Transcribe the whole listing without a single picture.

>> Start

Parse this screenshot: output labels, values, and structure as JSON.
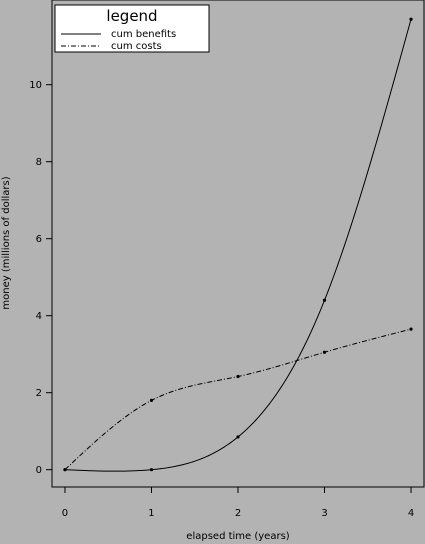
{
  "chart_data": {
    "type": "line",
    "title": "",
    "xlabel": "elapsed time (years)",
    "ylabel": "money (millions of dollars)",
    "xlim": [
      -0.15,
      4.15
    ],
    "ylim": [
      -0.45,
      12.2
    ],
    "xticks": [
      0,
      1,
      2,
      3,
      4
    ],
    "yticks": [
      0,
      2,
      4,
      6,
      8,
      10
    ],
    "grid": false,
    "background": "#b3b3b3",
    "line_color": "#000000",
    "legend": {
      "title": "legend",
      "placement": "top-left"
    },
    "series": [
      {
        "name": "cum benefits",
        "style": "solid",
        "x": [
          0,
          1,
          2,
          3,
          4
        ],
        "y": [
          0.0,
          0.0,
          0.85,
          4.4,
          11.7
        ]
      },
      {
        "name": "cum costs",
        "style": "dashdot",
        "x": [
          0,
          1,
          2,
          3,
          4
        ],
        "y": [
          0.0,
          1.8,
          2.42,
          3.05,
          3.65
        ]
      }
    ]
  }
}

>> End

▶ [Solution to the problem]:
Parse this screenshot: output labels, values, and structure as JSON.
{
  "chart_data": {
    "type": "line",
    "title": "",
    "xlabel": "elapsed time (years)",
    "ylabel": "money (millions of dollars)",
    "xlim": [
      -0.15,
      4.15
    ],
    "ylim": [
      -0.45,
      12.2
    ],
    "xticks": [
      0,
      1,
      2,
      3,
      4
    ],
    "yticks": [
      0,
      2,
      4,
      6,
      8,
      10
    ],
    "grid": false,
    "background": "#b3b3b3",
    "line_color": "#000000",
    "legend": {
      "title": "legend",
      "placement": "top-left"
    },
    "series": [
      {
        "name": "cum benefits",
        "style": "solid",
        "x": [
          0,
          1,
          2,
          3,
          4
        ],
        "y": [
          0.0,
          0.0,
          0.85,
          4.4,
          11.7
        ]
      },
      {
        "name": "cum costs",
        "style": "dashdot",
        "x": [
          0,
          1,
          2,
          3,
          4
        ],
        "y": [
          0.0,
          1.8,
          2.42,
          3.05,
          3.65
        ]
      }
    ]
  }
}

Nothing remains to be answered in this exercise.